Stored data:
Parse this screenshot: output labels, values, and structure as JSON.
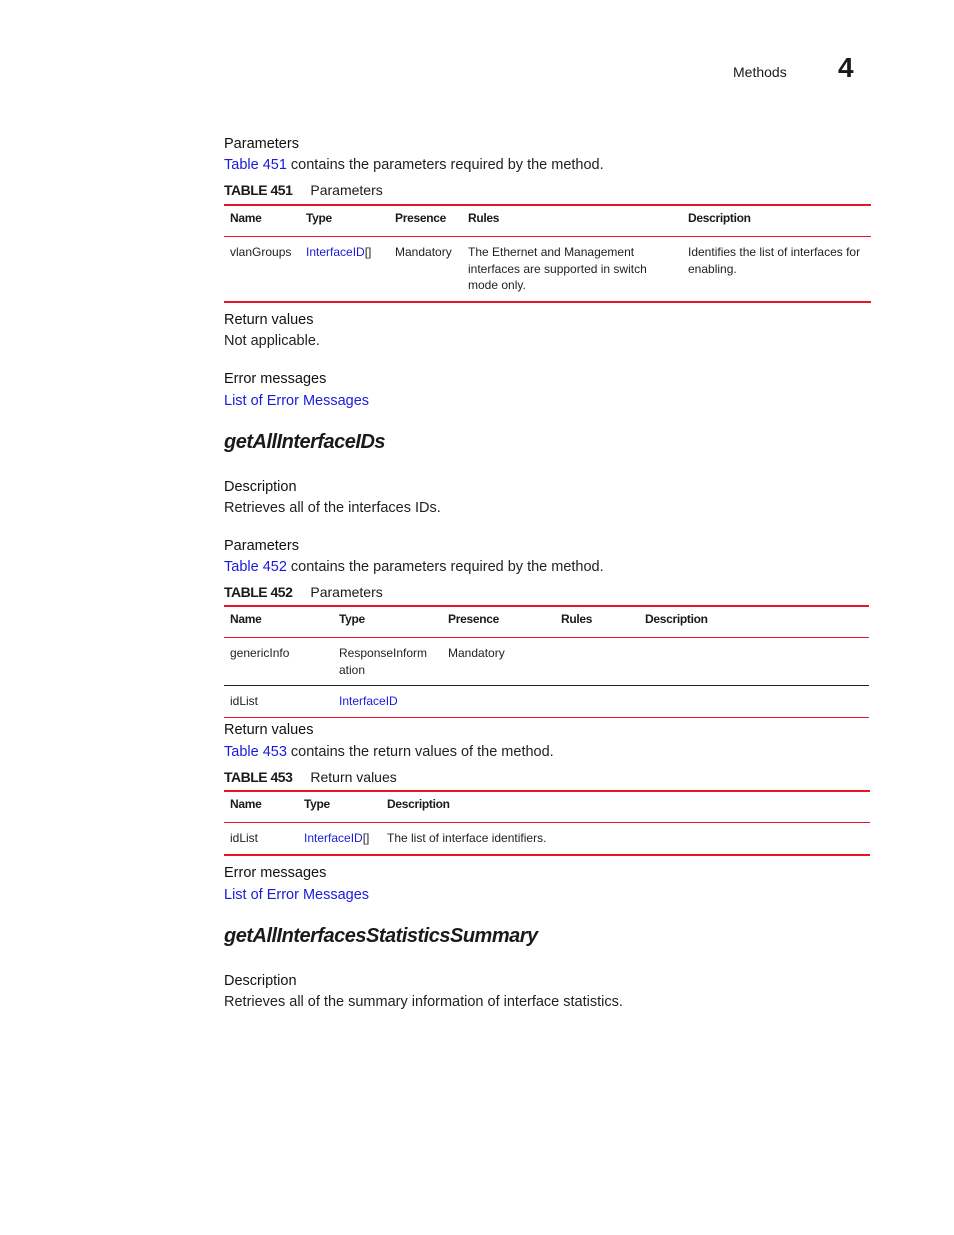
{
  "header": {
    "section": "Methods",
    "chapter": "4"
  },
  "top": {
    "parameters_heading": "Parameters",
    "parameters_link": "Table 451",
    "parameters_text": " contains the parameters required by the method.",
    "table451": {
      "label": "TABLE 451",
      "title": "Parameters",
      "columns": [
        "Name",
        "Type",
        "Presence",
        "Rules",
        "Description"
      ],
      "rows": [
        {
          "name": "vlanGroups",
          "type_link": "InterfaceID",
          "type_suffix": "[]",
          "presence": "Mandatory",
          "rules": "The Ethernet and Management interfaces are supported in switch mode only.",
          "description": "Identifies the list of interfaces for enabling."
        }
      ]
    },
    "return_heading": "Return values",
    "return_text": "Not applicable.",
    "error_heading": "Error messages",
    "error_link": "List of Error Messages"
  },
  "method1": {
    "title": "getAllInterfaceIDs",
    "description_heading": "Description",
    "description_text": "Retrieves all of the interfaces IDs.",
    "parameters_heading": "Parameters",
    "parameters_link": "Table 452",
    "parameters_text": " contains the parameters required by the method.",
    "table452": {
      "label": "TABLE 452",
      "title": "Parameters",
      "columns": [
        "Name",
        "Type",
        "Presence",
        "Rules",
        "Description"
      ],
      "rows": [
        {
          "name": "genericInfo",
          "type": "ResponseInform ation",
          "presence": "Mandatory",
          "rules": "",
          "description": ""
        },
        {
          "name": "idList",
          "type_link": "InterfaceID",
          "presence": "",
          "rules": "",
          "description": ""
        }
      ]
    },
    "return_heading": "Return values",
    "return_link": "Table 453",
    "return_text": " contains the return values of the method.",
    "table453": {
      "label": "TABLE 453",
      "title": "Return values",
      "columns": [
        "Name",
        "Type",
        "Description"
      ],
      "rows": [
        {
          "name": "idList",
          "type_link": "InterfaceID",
          "type_suffix": "[]",
          "description": "The list of interface identifiers."
        }
      ]
    },
    "error_heading": "Error messages",
    "error_link": "List of Error Messages"
  },
  "method2": {
    "title": "getAllInterfacesStatisticsSummary",
    "description_heading": "Description",
    "description_text": "Retrieves all of the summary information of interface statistics."
  }
}
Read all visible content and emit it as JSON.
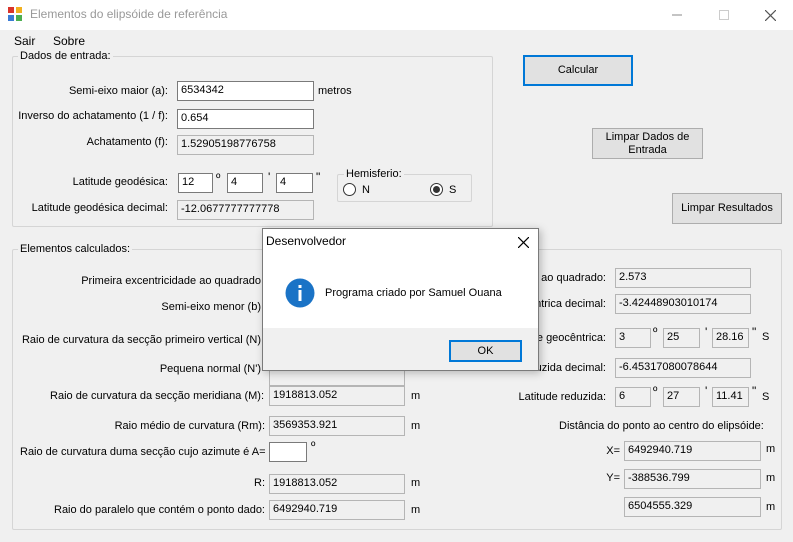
{
  "window": {
    "title": "Elementos do elipsóide de referência"
  },
  "menu": {
    "items": [
      "Sair",
      "Sobre"
    ]
  },
  "input_group": {
    "label": "Dados de entrada:",
    "semi_major_label": "Semi-eixo maior (a):",
    "semi_major_value": "6534342",
    "semi_major_unit": "metros",
    "inv_flattening_label": "Inverso do achatamento (1 / f):",
    "inv_flattening_value": "0.654",
    "flattening_label": "Achatamento (f):",
    "flattening_value": "1.52905198776758",
    "latitude_label": "Latitude geodésica:",
    "lat_deg": "12",
    "lat_min": "4",
    "lat_sec": "4",
    "deg_symbol": "º",
    "min_symbol": "'",
    "sec_symbol": "\"",
    "latitude_decimal_label": "Latitude geodésica decimal:",
    "latitude_decimal_value": "-12.0677777777778",
    "hemisphere_label": "Hemisferio:",
    "hemisphere_n": "N",
    "hemisphere_s": "S",
    "hemisphere_selected": "S"
  },
  "buttons": {
    "calcular": "Calcular",
    "limpar_dados": "Limpar Dados de Entrada",
    "limpar_resultados": "Limpar Resultados"
  },
  "results_group": {
    "label": "Elementos calculados:",
    "first_ecc_label": "Primeira excentricidade ao quadrado",
    "semi_minor_label": "Semi-eixo menor (b)",
    "prime_vertical_label": "Raio de curvatura da secção primeiro vertical (N)",
    "small_normal_label": "Pequena normal (N')",
    "meridian_label": "Raio de curvatura da secção meridiana (M):",
    "meridian_value": "1918813.052",
    "mean_radius_label": "Raio médio de curvatura (Rm):",
    "mean_radius_value": "3569353.921",
    "azimuth_label": "Raio de curvatura duma secção cujo azimute é A=",
    "azimuth_value": "",
    "r_label": "R:",
    "r_value": "1918813.052",
    "parallel_label": "Raio do paralelo que contém o ponto dado:",
    "parallel_value": "6492940.719",
    "unit_m": "m",
    "second_ecc_label": "ao quadrado:",
    "second_ecc_value": "2.573",
    "geocentric_dec_label": "ntrica decimal:",
    "geocentric_dec_value": "-3.42448903010174",
    "geocentric_label": "e geocêntrica:",
    "geo_deg": "3",
    "geo_min": "25",
    "geo_sec": "28.16",
    "geo_hemi": "S",
    "reduced_dec_label": "uzida decimal:",
    "reduced_dec_value": "-6.45317080078644",
    "reduced_label": "Latitude reduzida:",
    "red_deg": "6",
    "red_min": "27",
    "red_sec": "11.41",
    "red_hemi": "S",
    "distance_label": "Distância do ponto ao centro do elipsóide:",
    "x_label": "X=",
    "x_value": "6492940.719",
    "y_label": "Y=",
    "y_value": "-388536.799",
    "d_value": "6504555.329"
  },
  "dialog": {
    "title": "Desenvolvedor",
    "message": "Programa criado por Samuel Ouana",
    "ok": "OK"
  }
}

What you are asked to do: Show, from the material above, each line that includes the string "eixo".

Task solution:
    "semi_major_label": "Semi-eixo maior (a):",
    "semi_minor_label": "Semi-eixo menor (b)",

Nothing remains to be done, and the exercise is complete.